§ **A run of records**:
:::

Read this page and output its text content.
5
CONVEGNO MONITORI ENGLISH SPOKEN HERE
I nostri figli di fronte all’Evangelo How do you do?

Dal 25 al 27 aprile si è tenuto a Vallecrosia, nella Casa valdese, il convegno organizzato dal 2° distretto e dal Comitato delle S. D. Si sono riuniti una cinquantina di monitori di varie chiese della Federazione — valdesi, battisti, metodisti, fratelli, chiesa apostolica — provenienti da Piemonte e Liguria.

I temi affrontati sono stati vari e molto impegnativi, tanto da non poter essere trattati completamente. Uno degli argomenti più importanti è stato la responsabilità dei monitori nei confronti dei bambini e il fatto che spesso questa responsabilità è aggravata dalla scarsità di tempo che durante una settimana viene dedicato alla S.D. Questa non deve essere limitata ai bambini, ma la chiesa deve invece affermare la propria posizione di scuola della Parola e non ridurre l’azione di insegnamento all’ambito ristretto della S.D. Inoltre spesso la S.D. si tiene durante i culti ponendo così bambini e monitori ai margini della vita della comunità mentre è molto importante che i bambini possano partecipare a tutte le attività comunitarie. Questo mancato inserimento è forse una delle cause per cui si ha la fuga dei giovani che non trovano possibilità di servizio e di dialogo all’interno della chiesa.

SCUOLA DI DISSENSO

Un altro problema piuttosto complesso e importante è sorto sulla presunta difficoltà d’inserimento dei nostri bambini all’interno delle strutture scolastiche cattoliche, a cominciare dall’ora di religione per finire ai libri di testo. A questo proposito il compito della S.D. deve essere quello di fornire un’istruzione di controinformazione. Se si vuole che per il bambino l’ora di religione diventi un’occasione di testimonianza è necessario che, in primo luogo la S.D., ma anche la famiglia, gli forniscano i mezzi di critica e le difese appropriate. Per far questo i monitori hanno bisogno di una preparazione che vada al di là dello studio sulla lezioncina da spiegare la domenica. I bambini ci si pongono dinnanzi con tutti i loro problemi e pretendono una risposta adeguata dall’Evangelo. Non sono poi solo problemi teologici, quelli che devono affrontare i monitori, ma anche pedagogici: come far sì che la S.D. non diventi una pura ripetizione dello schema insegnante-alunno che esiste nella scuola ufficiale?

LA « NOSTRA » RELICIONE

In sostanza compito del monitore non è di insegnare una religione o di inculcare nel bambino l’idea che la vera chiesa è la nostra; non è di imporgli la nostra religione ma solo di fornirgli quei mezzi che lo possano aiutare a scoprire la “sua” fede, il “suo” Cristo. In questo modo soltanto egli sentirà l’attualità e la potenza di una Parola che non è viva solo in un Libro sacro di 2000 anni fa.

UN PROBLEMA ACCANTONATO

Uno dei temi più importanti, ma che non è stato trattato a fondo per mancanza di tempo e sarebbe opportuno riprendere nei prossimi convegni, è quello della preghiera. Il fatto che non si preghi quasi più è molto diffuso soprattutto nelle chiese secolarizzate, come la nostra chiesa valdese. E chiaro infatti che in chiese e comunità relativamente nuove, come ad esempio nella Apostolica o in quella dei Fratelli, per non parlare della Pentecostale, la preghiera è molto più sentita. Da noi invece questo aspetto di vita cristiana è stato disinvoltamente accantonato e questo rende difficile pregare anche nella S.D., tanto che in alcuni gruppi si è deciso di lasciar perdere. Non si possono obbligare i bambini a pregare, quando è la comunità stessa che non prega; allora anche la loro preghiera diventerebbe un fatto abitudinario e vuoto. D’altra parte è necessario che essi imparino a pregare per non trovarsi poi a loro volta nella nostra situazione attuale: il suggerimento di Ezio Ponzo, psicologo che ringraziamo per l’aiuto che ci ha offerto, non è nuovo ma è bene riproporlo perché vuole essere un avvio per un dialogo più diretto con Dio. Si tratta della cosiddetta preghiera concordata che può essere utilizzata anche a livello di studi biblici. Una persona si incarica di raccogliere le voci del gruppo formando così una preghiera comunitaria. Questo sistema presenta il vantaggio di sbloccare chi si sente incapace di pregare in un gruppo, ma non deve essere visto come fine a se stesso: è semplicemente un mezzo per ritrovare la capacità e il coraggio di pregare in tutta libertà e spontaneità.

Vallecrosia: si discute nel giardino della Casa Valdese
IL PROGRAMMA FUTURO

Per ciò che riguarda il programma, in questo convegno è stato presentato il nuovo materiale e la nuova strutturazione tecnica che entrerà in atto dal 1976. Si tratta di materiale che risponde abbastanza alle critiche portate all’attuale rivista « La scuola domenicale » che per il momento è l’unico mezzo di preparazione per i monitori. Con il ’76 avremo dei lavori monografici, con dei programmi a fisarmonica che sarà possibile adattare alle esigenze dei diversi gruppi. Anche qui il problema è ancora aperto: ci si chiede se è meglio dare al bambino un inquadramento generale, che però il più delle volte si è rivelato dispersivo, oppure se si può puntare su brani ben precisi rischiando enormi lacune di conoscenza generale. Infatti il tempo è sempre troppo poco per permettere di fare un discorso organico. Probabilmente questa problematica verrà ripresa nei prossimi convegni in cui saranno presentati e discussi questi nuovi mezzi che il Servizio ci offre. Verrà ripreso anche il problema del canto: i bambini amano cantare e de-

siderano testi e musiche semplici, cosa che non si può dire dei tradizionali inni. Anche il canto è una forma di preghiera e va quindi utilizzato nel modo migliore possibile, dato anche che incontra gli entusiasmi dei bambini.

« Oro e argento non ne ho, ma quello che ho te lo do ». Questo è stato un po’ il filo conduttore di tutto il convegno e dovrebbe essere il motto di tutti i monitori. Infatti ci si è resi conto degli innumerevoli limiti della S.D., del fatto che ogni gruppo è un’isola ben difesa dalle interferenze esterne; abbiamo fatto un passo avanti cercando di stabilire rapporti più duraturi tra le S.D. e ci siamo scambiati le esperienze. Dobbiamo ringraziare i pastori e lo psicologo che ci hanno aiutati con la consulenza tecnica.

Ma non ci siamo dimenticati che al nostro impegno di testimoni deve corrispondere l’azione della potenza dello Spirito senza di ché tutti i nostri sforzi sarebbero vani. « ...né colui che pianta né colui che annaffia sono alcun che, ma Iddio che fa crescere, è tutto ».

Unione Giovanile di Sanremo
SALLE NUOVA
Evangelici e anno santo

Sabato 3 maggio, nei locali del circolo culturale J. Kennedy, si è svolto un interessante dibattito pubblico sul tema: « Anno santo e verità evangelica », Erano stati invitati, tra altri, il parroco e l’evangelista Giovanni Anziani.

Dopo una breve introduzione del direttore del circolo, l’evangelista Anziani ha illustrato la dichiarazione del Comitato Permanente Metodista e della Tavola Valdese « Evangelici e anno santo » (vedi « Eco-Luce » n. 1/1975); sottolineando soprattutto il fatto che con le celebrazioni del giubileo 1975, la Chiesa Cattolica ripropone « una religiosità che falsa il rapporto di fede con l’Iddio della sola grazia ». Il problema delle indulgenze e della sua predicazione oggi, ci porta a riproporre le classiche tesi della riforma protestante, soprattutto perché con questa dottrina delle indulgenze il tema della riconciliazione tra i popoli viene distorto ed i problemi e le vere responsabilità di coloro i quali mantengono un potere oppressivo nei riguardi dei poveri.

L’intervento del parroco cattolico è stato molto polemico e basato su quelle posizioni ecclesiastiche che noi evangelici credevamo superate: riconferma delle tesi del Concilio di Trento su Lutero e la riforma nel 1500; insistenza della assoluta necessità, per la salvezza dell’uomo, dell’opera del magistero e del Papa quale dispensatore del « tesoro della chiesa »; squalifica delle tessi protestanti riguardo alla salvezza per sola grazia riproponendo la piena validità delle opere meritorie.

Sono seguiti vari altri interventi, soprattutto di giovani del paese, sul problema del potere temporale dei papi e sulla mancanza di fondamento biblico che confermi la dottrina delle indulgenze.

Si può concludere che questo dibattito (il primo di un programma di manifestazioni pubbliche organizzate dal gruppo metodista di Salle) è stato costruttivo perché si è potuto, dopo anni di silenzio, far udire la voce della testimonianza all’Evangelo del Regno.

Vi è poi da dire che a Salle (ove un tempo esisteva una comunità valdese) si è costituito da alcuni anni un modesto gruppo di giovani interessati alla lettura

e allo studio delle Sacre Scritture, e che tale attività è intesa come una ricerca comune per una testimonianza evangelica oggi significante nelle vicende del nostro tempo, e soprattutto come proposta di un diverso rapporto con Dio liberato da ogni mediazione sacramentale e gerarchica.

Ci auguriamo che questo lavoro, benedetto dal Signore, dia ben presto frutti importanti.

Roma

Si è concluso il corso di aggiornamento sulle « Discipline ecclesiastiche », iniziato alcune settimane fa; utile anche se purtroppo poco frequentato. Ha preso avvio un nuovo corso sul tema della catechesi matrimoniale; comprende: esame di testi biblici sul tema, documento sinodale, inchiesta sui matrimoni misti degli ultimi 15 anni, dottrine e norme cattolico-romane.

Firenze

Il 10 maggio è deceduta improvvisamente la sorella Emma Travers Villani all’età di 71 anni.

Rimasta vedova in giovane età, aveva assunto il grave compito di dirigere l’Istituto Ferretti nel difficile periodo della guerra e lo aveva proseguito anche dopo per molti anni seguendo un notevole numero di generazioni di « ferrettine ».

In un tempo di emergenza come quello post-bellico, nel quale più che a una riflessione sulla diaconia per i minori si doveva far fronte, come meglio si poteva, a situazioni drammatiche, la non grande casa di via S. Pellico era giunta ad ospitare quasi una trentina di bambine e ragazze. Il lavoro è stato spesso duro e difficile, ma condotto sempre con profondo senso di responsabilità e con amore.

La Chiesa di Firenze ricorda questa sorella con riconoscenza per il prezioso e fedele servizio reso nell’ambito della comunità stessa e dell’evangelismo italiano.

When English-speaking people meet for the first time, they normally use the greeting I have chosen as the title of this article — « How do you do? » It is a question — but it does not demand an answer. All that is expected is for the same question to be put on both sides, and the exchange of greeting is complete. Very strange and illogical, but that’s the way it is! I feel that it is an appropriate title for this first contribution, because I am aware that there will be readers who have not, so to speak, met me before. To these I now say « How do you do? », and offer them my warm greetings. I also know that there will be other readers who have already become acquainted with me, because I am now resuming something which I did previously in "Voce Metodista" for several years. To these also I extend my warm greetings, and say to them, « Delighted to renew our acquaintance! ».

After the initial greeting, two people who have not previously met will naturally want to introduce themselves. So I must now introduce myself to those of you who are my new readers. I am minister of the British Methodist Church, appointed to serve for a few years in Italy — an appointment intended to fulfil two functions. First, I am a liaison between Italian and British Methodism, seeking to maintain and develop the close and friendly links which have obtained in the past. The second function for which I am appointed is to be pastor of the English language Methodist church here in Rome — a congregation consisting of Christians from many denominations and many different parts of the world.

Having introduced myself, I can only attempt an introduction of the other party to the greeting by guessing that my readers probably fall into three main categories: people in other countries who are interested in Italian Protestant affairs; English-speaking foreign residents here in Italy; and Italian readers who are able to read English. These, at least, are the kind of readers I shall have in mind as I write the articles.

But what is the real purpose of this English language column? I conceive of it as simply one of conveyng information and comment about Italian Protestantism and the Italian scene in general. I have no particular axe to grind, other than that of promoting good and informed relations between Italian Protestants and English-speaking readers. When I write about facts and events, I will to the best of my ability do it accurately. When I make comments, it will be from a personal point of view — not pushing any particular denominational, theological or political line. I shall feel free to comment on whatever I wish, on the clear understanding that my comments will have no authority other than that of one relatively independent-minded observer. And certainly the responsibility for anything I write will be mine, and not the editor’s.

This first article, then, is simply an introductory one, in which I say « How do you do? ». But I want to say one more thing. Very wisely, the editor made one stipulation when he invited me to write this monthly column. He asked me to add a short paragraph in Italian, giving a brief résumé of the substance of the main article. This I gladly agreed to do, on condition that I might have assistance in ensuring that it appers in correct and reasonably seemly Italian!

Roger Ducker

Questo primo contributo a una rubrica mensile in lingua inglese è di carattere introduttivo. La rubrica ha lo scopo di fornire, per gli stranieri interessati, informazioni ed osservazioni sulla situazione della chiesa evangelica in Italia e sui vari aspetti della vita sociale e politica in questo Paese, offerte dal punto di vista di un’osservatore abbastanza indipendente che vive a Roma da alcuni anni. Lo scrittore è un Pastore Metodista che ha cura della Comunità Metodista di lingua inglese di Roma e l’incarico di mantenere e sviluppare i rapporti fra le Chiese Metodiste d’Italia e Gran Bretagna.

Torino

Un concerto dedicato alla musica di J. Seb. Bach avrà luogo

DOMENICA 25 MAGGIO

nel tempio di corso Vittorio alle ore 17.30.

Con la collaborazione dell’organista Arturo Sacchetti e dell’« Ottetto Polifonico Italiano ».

:::

§ **Set problem**: Copy all lines in the listing above where the string "between" appears.

§ **Exercise response**:
After the initial greeting, two people who have not previously met will naturally want to introduce themselves. So I must now introduce myself to those of you who are my new readers. I am minister of the British Methodist Church, appointed to serve for a few years in Italy — an appointment intended to fulfil two functions. First, I am a liaison between Italian and British Methodism, seeking to maintain and develop the close and friendly links which have obtained in the past. The second function for which I am appointed is to be pastor of the English language Methodist church here in Rome — a congregation consisting of Christians from many denominations and many different parts of the world.
But what is the real purpose of this English language column? I conceive of it as simply one of conveyng information and comment about Italian Protestantism and the Italian scene in general. I have no particular axe to grind, other than that of promoting good and informed relations between Italian Protestants and English-speaking readers. When I write about facts and events, I will to the best of my ability do it accurately. When I make comments, it will be from a personal point of view — not pushing any particular denominational, theological or political line. I shall feel free to comment on whatever I wish, on the clear understanding that my comments will have no authority other than that of one relatively independent-minded observer. And certainly the responsibility for anything I write will be mine, and not the editor’s.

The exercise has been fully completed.